BEGIN

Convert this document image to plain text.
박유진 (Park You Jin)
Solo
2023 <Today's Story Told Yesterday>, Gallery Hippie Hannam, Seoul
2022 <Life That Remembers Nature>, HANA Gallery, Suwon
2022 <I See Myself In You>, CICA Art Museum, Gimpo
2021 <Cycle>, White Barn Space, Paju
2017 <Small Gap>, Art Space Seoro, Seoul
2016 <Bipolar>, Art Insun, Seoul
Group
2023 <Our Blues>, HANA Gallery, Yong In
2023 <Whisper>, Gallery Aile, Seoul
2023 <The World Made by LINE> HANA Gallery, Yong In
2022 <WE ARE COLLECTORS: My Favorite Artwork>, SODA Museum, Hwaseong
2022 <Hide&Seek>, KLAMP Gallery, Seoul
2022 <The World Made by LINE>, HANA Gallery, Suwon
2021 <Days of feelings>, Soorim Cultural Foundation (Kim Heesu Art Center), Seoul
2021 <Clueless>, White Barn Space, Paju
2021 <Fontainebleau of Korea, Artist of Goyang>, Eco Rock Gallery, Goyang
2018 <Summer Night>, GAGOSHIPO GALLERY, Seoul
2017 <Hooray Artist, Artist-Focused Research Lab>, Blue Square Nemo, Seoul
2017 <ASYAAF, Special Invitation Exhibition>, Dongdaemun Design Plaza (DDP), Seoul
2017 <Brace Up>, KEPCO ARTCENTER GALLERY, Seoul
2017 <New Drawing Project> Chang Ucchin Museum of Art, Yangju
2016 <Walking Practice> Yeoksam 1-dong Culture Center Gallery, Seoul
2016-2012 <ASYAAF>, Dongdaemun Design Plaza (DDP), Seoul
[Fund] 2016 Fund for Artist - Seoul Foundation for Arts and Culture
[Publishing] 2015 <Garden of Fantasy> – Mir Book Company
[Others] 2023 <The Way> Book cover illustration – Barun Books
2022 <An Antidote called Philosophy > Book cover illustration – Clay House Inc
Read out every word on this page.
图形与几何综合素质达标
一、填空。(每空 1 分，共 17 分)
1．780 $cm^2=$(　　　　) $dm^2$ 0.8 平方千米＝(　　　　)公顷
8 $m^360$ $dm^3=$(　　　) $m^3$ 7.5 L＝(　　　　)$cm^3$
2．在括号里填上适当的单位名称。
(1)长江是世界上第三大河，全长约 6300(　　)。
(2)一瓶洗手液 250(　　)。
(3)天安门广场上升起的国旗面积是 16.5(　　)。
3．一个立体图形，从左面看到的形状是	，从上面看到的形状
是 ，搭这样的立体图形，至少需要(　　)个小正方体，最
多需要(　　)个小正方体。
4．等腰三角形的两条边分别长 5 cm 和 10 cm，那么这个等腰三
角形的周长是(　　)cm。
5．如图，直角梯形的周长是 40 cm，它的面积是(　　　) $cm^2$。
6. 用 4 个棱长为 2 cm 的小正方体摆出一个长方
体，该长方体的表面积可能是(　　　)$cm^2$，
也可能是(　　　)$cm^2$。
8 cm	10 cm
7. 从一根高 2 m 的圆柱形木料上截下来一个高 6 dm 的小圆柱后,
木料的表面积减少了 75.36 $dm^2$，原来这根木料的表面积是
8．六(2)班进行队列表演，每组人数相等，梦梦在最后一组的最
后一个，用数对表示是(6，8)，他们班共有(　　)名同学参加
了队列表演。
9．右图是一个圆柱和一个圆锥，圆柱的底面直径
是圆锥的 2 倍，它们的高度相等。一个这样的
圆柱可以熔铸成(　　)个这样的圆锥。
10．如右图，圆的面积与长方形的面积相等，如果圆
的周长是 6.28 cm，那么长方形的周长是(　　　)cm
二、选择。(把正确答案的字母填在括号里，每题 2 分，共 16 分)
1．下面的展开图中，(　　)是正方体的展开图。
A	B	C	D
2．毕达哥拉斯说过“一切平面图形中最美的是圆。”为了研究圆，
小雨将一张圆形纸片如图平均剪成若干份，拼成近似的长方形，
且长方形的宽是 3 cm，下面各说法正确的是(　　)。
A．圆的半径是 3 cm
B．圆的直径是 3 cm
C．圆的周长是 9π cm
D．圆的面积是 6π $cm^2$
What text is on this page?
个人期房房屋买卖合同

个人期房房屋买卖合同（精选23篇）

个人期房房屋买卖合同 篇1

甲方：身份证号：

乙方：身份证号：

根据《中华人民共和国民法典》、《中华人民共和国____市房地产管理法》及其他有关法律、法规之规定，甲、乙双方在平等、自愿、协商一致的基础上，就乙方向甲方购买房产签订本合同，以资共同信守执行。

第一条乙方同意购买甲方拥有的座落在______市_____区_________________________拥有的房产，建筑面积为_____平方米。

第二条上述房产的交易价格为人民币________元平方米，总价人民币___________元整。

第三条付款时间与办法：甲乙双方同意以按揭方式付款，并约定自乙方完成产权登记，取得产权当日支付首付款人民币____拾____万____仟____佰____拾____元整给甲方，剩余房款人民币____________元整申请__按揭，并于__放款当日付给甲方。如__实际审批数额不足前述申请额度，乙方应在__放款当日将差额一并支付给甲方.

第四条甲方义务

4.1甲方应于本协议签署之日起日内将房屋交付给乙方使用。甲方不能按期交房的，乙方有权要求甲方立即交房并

END

• [Aim of the task]:
Word for word, write out the data.

• [Exercise result]:
Convert this document image to plain text.
박유진 (Park You Jin)
Solo
2023 <Today's Story Told Yesterday>, Gallery Hippie Hannam, Seoul
2022 <Life That Remembers Nature>, HANA Gallery, Suwon
2022 <I See Myself In You>, CICA Art Museum, Gimpo
2021 <Cycle>, White Barn Space, Paju
2017 <Small Gap>, Art Space Seoro, Seoul
2016 <Bipolar>, Art Insun, Seoul
Group
2023 <Our Blues>, HANA Gallery, Yong In
2023 <Whisper>, Gallery Aile, Seoul
2023 <The World Made by LINE> HANA Gallery, Yong In
2022 <WE ARE COLLECTORS: My Favorite Artwork>, SODA Museum, Hwaseong
2022 <Hide&Seek>, KLAMP Gallery, Seoul
2022 <The World Made by LINE>, HANA Gallery, Suwon
2021 <Days of feelings>, Soorim Cultural Foundation (Kim Heesu Art Center), Seoul
2021 <Clueless>, White Barn Space, Paju
2021 <Fontainebleau of Korea, Artist of Goyang>, Eco Rock Gallery, Goyang
2018 <Summer Night>, GAGOSHIPO GALLERY, Seoul
2017 <Hooray Artist, Artist-Focused Research Lab>, Blue Square Nemo, Seoul
2017 <ASYAAF, Special Invitation Exhibition>, Dongdaemun Design Plaza (DDP), Seoul
2017 <Brace Up>, KEPCO ARTCENTER GALLERY, Seoul
2017 <New Drawing Project> Chang Ucchin Museum of Art, Yangju
2016 <Walking Practice> Yeoksam 1-dong Culture Center Gallery, Seoul
2016-2012 <ASYAAF>, Dongdaemun Design Plaza (DDP), Seoul
[Fund] 2016 Fund for Artist - Seoul Foundation for Arts and Culture
[Publishing] 2015 <Garden of Fantasy> – Mir Book Company
[Others] 2023 <The Way> Book cover illustration – Barun Books
2022 <An Antidote called Philosophy > Book cover illustration – Clay House Inc
Read out every word on this page.
图形与几何综合素质达标
一、填空。(每空 1 分，共 17 分)
1．780 $cm^2=$(　　　　) $dm^2$ 0.8 平方千米＝(　　　　)公顷
8 $m^360$ $dm^3=$(　　　) $m^3$ 7.5 L＝(　　　　)$cm^3$
2．在括号里填上适当的单位名称。
(1)长江是世界上第三大河，全长约 6300(　　)。
(2)一瓶洗手液 250(　　)。
(3)天安门广场上升起的国旗面积是 16.5(　　)。
3．一个立体图形，从左面看到的形状是	，从上面看到的形状
是 ，搭这样的立体图形，至少需要(　　)个小正方体，最
多需要(　　)个小正方体。
4．等腰三角形的两条边分别长 5 cm 和 10 cm，那么这个等腰三
角形的周长是(　　)cm。
5．如图，直角梯形的周长是 40 cm，它的面积是(　　　) $cm^2$。
6. 用 4 个棱长为 2 cm 的小正方体摆出一个长方
体，该长方体的表面积可能是(　　　)$cm^2$，
也可能是(　　　)$cm^2$。
8 cm	10 cm
7. 从一根高 2 m 的圆柱形木料上截下来一个高 6 dm 的小圆柱后,
木料的表面积减少了 75.36 $dm^2$，原来这根木料的表面积是
8．六(2)班进行队列表演，每组人数相等，梦梦在最后一组的最
后一个，用数对表示是(6，8)，他们班共有(　　)名同学参加
了队列表演。
9．右图是一个圆柱和一个圆锥，圆柱的底面直径
是圆锥的 2 倍，它们的高度相等。一个这样的
圆柱可以熔铸成(　　)个这样的圆锥。
10．如右图，圆的面积与长方形的面积相等，如果圆
的周长是 6.28 cm，那么长方形的周长是(　　　)cm
二、选择。(把正确答案的字母填在括号里，每题 2 分，共 16 分)
1．下面的展开图中，(　　)是正方体的展开图。
A	B	C	D
2．毕达哥拉斯说过“一切平面图形中最美的是圆。”为了研究圆，
小雨将一张圆形纸片如图平均剪成若干份，拼成近似的长方形，
且长方形的宽是 3 cm，下面各说法正确的是(　　)。
A．圆的半径是 3 cm
B．圆的直径是 3 cm
C．圆的周长是 9π cm
D．圆的面积是 6π $cm^2$
What text is on this page?
个人期房房屋买卖合同

个人期房房屋买卖合同（精选23篇）

个人期房房屋买卖合同 篇1

甲方：身份证号：

乙方：身份证号：

根据《中华人民共和国民法典》、《中华人民共和国____市房地产管理法》及其他有关法律、法规之规定，甲、乙双方在平等、自愿、协商一致的基础上，就乙方向甲方购买房产签订本合同，以资共同信守执行。

第一条乙方同意购买甲方拥有的座落在______市_____区_________________________拥有的房产，建筑面积为_____平方米。

第二条上述房产的交易价格为人民币________元平方米，总价人民币___________元整。

第三条付款时间与办法：甲乙双方同意以按揭方式付款，并约定自乙方完成产权登记，取得产权当日支付首付款人民币____拾____万____仟____佰____拾____元整给甲方，剩余房款人民币____________元整申请__按揭，并于__放款当日付给甲方。如__实际审批数额不足前述申请额度，乙方应在__放款当日将差额一并支付给甲方.

第四条甲方义务

4.1甲方应于本协议签署之日起日内将房屋交付给乙方使用。甲方不能按期交房的，乙方有权要求甲方立即交房并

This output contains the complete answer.